Directions:
Go through the listing and copy each line with the string "Unmethylated".

[Stored dataset items]
** start **

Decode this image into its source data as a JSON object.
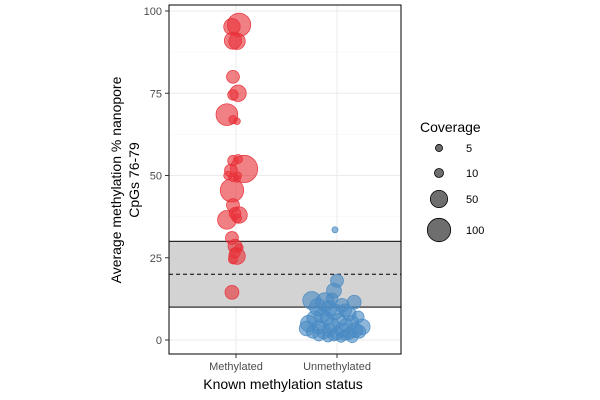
{
  "chart_data": {
    "type": "scatter",
    "xlabel": "Known methylation status",
    "ylabel_lines": [
      "Average methylation % nanopore",
      "CpGs 76-79"
    ],
    "categories": [
      "Methylated",
      "Unmethylated"
    ],
    "ylim": [
      0,
      100
    ],
    "yticks": [
      0,
      25,
      50,
      75,
      100
    ],
    "grid": true,
    "shaded_band": {
      "ymin": 10,
      "ymax": 30,
      "color": "#d3d3d3"
    },
    "reference_line": {
      "y": 20,
      "style": "dashed"
    },
    "colors": {
      "Methylated": "#e8323a",
      "Unmethylated": "#4a8bc4"
    },
    "legend": {
      "title": "Coverage",
      "position": "right",
      "entries": [
        {
          "label": "5",
          "coverage": 5
        },
        {
          "label": "10",
          "coverage": 10
        },
        {
          "label": "50",
          "coverage": 50
        },
        {
          "label": "100",
          "coverage": 100
        }
      ]
    },
    "series": [
      {
        "group": "Methylated",
        "points": [
          {
            "x": 0.03,
            "y": 95.8,
            "coverage": 100
          },
          {
            "x": -0.04,
            "y": 95.2,
            "coverage": 45
          },
          {
            "x": -0.03,
            "y": 91.0,
            "coverage": 50
          },
          {
            "x": 0.01,
            "y": 90.8,
            "coverage": 45
          },
          {
            "x": -0.03,
            "y": 80.0,
            "coverage": 25
          },
          {
            "x": -0.03,
            "y": 74.5,
            "coverage": 15
          },
          {
            "x": 0.02,
            "y": 75.0,
            "coverage": 45
          },
          {
            "x": -0.09,
            "y": 68.5,
            "coverage": 85
          },
          {
            "x": -0.03,
            "y": 67.0,
            "coverage": 8
          },
          {
            "x": 0.01,
            "y": 66.5,
            "coverage": 4
          },
          {
            "x": -0.03,
            "y": 54.5,
            "coverage": 15
          },
          {
            "x": 0.02,
            "y": 55.0,
            "coverage": 10
          },
          {
            "x": 0.08,
            "y": 52.0,
            "coverage": 140
          },
          {
            "x": -0.05,
            "y": 51.5,
            "coverage": 25
          },
          {
            "x": -0.08,
            "y": 50.0,
            "coverage": 8
          },
          {
            "x": 0.02,
            "y": 50.0,
            "coverage": 5
          },
          {
            "x": -0.03,
            "y": 49.5,
            "coverage": 10
          },
          {
            "x": 0.01,
            "y": 49.0,
            "coverage": 5
          },
          {
            "x": -0.04,
            "y": 45.5,
            "coverage": 100
          },
          {
            "x": -0.03,
            "y": 41.0,
            "coverage": 25
          },
          {
            "x": -0.01,
            "y": 38.5,
            "coverage": 20
          },
          {
            "x": 0.03,
            "y": 38.0,
            "coverage": 45
          },
          {
            "x": -0.09,
            "y": 36.5,
            "coverage": 60
          },
          {
            "x": 0.01,
            "y": 37.0,
            "coverage": 10
          },
          {
            "x": -0.04,
            "y": 31.0,
            "coverage": 25
          },
          {
            "x": -0.01,
            "y": 28.5,
            "coverage": 30
          },
          {
            "x": 0.03,
            "y": 28.0,
            "coverage": 8
          },
          {
            "x": -0.01,
            "y": 26.5,
            "coverage": 15
          },
          {
            "x": 0.01,
            "y": 25.5,
            "coverage": 45
          },
          {
            "x": -0.03,
            "y": 24.5,
            "coverage": 10
          },
          {
            "x": -0.04,
            "y": 14.5,
            "coverage": 30
          }
        ]
      },
      {
        "group": "Unmethylated",
        "points": [
          {
            "x": -0.02,
            "y": 33.5,
            "coverage": 3
          },
          {
            "x": 0.0,
            "y": 18.0,
            "coverage": 25
          },
          {
            "x": -0.03,
            "y": 15.0,
            "coverage": 35
          },
          {
            "x": -0.25,
            "y": 12.0,
            "coverage": 55
          },
          {
            "x": -0.12,
            "y": 11.5,
            "coverage": 60
          },
          {
            "x": 0.17,
            "y": 11.5,
            "coverage": 30
          },
          {
            "x": -0.05,
            "y": 12.5,
            "coverage": 20
          },
          {
            "x": 0.05,
            "y": 10.5,
            "coverage": 30
          },
          {
            "x": -0.19,
            "y": 10.0,
            "coverage": 50
          },
          {
            "x": -0.08,
            "y": 9.5,
            "coverage": 40
          },
          {
            "x": 0.08,
            "y": 9.0,
            "coverage": 25
          },
          {
            "x": 0.12,
            "y": 8.0,
            "coverage": 30
          },
          {
            "x": -0.15,
            "y": 7.5,
            "coverage": 35
          },
          {
            "x": -0.02,
            "y": 8.5,
            "coverage": 40
          },
          {
            "x": 0.21,
            "y": 7.0,
            "coverage": 20
          },
          {
            "x": -0.22,
            "y": 6.5,
            "coverage": 40
          },
          {
            "x": -0.1,
            "y": 6.5,
            "coverage": 25
          },
          {
            "x": 0.02,
            "y": 6.0,
            "coverage": 30
          },
          {
            "x": 0.15,
            "y": 5.5,
            "coverage": 25
          },
          {
            "x": -0.28,
            "y": 5.0,
            "coverage": 45
          },
          {
            "x": -0.05,
            "y": 4.5,
            "coverage": 35
          },
          {
            "x": 0.09,
            "y": 4.5,
            "coverage": 30
          },
          {
            "x": 0.25,
            "y": 4.0,
            "coverage": 40
          },
          {
            "x": -0.18,
            "y": 4.0,
            "coverage": 30
          },
          {
            "x": -0.3,
            "y": 3.5,
            "coverage": 35
          },
          {
            "x": -0.08,
            "y": 3.0,
            "coverage": 25
          },
          {
            "x": 0.05,
            "y": 3.0,
            "coverage": 30
          },
          {
            "x": 0.18,
            "y": 3.0,
            "coverage": 35
          },
          {
            "x": -0.24,
            "y": 2.5,
            "coverage": 25
          },
          {
            "x": -0.13,
            "y": 2.5,
            "coverage": 30
          },
          {
            "x": 0.0,
            "y": 2.0,
            "coverage": 25
          },
          {
            "x": 0.12,
            "y": 2.0,
            "coverage": 20
          },
          {
            "x": 0.22,
            "y": 2.5,
            "coverage": 25
          },
          {
            "x": -0.03,
            "y": 1.5,
            "coverage": 20
          },
          {
            "x": 0.08,
            "y": 1.5,
            "coverage": 15
          },
          {
            "x": -0.18,
            "y": 1.5,
            "coverage": 20
          },
          {
            "x": 0.15,
            "y": 1.0,
            "coverage": 20
          },
          {
            "x": -0.09,
            "y": 1.0,
            "coverage": 15
          },
          {
            "x": 0.04,
            "y": 0.8,
            "coverage": 12
          }
        ]
      }
    ]
  }
}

** end **

Task answer:
      "Unmethylated"
      "Unmethylated": "#4a8bc4"
        "group": "Unmethylated",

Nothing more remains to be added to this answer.